[Stored items]

━━━

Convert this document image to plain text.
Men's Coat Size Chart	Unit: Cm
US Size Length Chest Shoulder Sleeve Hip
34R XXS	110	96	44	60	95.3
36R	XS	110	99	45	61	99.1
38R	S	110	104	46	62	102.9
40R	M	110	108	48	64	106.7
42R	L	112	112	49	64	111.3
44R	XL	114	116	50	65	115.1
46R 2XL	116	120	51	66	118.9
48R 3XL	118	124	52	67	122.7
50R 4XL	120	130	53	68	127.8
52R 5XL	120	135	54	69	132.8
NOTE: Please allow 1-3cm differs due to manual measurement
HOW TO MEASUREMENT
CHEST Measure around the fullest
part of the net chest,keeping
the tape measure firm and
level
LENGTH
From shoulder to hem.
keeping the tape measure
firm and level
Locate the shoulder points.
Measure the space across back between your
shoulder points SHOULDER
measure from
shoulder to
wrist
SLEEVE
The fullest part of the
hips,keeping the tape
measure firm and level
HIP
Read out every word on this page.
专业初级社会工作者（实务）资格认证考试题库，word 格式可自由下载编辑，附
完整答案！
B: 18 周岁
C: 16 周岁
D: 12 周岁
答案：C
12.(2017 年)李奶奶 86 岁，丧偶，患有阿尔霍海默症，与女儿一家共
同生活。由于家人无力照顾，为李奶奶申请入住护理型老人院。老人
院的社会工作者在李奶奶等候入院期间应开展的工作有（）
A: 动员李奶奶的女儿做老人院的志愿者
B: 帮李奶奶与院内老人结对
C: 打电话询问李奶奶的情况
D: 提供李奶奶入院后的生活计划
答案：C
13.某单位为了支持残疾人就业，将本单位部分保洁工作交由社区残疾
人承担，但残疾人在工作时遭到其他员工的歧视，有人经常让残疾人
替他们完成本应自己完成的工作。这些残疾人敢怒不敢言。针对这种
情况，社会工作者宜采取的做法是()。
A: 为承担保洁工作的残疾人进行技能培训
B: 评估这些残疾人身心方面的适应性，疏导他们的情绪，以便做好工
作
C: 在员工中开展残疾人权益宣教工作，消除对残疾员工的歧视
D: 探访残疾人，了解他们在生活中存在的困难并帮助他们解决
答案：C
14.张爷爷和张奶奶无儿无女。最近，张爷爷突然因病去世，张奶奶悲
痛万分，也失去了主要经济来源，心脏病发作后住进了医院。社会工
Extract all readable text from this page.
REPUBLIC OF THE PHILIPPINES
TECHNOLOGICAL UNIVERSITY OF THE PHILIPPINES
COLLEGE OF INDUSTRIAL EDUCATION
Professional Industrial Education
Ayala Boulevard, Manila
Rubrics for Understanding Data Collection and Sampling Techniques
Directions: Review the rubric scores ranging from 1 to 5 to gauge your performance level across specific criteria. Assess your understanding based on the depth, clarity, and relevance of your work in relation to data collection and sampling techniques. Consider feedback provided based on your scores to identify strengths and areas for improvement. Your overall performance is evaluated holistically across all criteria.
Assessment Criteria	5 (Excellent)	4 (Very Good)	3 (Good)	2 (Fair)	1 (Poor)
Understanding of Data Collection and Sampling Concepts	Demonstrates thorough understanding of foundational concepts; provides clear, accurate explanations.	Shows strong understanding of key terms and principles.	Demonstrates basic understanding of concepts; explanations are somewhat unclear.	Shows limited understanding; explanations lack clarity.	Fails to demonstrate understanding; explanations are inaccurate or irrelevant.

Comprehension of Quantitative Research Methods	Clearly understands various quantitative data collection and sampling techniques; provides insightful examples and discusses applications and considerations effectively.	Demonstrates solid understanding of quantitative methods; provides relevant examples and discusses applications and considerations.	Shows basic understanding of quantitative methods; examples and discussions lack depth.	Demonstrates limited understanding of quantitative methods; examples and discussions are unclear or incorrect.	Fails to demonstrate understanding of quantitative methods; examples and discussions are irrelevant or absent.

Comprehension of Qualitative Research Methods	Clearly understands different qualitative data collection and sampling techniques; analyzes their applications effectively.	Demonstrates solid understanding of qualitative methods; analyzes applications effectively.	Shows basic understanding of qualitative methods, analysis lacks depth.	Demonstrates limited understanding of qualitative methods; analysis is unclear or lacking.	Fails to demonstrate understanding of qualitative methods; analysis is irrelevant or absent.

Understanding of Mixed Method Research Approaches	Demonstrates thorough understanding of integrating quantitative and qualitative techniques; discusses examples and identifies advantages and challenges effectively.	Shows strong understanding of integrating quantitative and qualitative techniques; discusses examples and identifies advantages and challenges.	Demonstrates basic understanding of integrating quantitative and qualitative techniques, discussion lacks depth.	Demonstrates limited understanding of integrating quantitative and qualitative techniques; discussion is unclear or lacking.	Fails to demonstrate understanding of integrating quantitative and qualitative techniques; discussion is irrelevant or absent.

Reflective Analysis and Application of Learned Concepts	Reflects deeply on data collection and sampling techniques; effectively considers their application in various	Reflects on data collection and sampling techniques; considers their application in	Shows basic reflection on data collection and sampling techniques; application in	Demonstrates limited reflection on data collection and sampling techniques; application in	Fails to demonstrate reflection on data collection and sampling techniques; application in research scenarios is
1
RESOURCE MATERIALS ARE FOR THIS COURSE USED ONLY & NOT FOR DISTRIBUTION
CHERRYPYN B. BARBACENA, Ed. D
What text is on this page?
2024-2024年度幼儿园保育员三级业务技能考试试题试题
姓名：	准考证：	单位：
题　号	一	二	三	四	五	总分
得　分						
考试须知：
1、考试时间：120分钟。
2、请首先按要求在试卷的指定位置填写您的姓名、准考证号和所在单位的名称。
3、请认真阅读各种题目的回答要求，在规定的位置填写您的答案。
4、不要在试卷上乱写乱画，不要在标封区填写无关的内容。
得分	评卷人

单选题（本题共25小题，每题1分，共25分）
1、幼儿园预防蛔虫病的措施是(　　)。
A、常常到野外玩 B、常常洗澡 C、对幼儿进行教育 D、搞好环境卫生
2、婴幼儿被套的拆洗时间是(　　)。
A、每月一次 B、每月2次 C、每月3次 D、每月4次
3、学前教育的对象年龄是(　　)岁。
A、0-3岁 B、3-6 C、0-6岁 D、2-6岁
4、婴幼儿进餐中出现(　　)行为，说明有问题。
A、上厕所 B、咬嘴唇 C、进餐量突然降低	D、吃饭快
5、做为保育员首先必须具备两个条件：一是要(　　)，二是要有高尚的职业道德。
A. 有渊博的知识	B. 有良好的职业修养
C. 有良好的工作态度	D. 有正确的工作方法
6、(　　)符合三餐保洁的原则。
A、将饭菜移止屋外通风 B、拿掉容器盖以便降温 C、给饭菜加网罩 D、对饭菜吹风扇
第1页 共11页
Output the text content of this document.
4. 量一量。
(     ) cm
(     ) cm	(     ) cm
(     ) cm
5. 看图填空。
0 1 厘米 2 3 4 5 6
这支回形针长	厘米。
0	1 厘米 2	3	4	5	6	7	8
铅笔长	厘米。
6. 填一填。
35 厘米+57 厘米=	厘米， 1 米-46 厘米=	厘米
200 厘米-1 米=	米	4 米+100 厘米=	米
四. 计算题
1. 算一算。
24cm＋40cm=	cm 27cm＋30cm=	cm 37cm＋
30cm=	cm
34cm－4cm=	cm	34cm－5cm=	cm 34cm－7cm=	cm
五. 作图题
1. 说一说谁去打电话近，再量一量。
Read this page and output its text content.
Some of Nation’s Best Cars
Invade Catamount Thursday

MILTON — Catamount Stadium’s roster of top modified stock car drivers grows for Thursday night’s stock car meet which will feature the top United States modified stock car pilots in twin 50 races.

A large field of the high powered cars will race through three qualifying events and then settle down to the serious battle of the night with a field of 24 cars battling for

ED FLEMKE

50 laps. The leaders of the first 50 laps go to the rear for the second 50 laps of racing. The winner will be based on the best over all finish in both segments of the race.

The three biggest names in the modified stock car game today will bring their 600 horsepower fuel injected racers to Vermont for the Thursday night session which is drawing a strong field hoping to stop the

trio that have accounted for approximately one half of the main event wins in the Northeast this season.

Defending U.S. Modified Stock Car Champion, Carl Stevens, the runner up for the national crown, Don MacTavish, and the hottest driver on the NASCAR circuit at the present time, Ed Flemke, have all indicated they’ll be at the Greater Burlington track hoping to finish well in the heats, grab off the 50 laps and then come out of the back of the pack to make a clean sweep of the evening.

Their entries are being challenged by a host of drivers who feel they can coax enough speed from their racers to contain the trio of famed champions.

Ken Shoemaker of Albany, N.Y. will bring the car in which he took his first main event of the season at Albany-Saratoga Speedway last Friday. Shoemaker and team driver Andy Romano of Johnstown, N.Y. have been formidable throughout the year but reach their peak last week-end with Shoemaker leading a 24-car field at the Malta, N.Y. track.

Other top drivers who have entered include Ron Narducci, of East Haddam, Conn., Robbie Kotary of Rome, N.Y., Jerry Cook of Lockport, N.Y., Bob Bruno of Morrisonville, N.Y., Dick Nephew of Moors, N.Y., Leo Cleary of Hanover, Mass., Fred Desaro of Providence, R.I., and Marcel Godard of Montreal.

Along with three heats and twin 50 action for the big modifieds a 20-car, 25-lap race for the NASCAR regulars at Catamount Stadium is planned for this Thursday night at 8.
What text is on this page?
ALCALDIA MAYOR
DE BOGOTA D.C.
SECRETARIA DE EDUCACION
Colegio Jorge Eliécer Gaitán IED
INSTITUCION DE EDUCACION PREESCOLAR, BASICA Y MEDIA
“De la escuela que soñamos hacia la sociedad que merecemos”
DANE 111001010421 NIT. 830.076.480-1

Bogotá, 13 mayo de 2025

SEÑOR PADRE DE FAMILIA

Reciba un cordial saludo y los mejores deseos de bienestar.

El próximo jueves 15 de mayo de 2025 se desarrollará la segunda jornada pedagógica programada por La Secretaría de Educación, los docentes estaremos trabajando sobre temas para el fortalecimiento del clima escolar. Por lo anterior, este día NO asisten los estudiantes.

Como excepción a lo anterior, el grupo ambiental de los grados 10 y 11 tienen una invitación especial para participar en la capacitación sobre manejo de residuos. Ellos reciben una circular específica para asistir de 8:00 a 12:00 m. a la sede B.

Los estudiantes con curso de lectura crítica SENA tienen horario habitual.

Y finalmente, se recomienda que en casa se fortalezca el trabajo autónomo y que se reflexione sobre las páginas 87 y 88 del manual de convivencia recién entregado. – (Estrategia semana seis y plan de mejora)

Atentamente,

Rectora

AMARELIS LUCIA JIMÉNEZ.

━━━

Select all lines in the listing above where the word "thorough" appears, and show them.

- **Task answer**
Understanding of Data Collection and Sampling Concepts	Demonstrates thorough understanding of foundational concepts; provides clear, accurate explanations.	Shows strong understanding of key terms and principles.	Demonstrates basic understanding of concepts; explanations are somewhat unclear.	Shows limited understanding; explanations lack clarity.	Fails to demonstrate understanding; explanations are inaccurate or irrelevant.
Understanding of Mixed Method Research Approaches	Demonstrates thorough understanding of integrating quantitative and qualitative techniques; discusses examples and identifies advantages and challenges effectively.	Shows strong understanding of integrating quantitative and qualitative techniques; discusses examples and identifies advantages and challenges.	Demonstrates basic understanding of integrating quantitative and qualitative techniques, discussion lacks depth.	Demonstrates limited understanding of integrating quantitative and qualitative techniques; discussion is unclear or lacking.	Fails to demonstrate understanding of integrating quantitative and qualitative techniques; discussion is irrelevant or absent.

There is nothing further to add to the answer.